(Entries taken from a collection)
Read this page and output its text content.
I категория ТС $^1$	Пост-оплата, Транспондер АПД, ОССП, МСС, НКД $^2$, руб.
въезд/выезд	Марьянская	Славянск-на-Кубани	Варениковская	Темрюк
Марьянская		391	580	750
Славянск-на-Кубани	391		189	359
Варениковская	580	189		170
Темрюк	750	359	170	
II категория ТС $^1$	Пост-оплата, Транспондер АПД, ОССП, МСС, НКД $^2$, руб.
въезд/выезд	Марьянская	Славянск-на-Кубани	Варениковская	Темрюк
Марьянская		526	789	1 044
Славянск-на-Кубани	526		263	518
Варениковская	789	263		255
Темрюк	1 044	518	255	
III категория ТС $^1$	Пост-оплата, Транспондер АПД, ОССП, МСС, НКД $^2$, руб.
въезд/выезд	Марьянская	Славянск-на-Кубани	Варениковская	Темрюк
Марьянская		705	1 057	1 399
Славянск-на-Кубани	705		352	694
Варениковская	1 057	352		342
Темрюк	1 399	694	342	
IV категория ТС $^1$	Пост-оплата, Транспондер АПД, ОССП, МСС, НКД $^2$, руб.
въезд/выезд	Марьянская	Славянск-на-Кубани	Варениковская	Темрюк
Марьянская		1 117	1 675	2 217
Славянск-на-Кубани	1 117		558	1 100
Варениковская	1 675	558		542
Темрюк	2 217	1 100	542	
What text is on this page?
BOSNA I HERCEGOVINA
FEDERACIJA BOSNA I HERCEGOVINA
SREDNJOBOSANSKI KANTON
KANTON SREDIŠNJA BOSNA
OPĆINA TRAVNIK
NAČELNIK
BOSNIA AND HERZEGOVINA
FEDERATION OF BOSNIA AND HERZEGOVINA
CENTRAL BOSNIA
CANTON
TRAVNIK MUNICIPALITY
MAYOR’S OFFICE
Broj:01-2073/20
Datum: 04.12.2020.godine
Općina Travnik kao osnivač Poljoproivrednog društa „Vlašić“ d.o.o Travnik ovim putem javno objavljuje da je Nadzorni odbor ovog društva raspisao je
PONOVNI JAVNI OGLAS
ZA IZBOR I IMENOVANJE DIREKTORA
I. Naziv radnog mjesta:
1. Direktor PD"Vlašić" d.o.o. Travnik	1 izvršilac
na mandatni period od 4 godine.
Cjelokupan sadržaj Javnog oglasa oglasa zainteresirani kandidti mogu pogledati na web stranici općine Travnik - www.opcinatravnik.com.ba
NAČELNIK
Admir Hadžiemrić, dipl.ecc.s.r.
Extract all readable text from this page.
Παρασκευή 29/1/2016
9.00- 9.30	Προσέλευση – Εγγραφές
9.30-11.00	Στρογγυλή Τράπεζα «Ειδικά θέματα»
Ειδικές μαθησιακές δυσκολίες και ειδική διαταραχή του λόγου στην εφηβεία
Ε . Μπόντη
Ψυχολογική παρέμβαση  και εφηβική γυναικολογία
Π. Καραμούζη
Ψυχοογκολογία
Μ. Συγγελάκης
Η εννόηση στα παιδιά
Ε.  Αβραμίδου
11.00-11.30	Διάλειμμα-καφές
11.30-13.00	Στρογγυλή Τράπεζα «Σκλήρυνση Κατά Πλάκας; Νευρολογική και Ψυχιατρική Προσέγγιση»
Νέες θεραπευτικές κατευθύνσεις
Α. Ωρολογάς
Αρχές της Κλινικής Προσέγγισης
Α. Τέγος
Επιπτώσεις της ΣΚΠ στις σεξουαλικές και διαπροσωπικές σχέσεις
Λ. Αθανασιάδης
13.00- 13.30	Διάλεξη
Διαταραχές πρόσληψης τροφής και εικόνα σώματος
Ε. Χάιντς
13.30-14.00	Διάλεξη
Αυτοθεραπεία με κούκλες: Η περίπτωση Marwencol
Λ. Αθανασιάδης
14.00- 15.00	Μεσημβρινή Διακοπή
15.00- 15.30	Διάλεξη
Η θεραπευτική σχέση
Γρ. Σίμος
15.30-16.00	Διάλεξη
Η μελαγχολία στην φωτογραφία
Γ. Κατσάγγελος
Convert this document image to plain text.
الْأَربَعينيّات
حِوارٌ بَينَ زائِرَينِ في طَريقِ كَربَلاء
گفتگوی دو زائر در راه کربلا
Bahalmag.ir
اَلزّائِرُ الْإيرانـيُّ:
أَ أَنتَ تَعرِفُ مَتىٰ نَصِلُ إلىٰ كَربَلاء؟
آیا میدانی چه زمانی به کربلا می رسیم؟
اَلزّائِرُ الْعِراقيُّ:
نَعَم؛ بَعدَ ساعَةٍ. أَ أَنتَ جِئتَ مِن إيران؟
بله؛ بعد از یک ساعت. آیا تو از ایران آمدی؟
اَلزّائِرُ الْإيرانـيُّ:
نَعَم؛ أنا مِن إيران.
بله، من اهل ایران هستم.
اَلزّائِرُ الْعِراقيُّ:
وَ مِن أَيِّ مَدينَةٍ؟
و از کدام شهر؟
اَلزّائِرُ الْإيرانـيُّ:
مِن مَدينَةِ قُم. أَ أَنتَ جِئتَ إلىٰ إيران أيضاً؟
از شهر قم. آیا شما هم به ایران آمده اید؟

What you should do -
Say how many lines in this material hold "BOSNIA", and say nothing else.

Result for this exercise -
3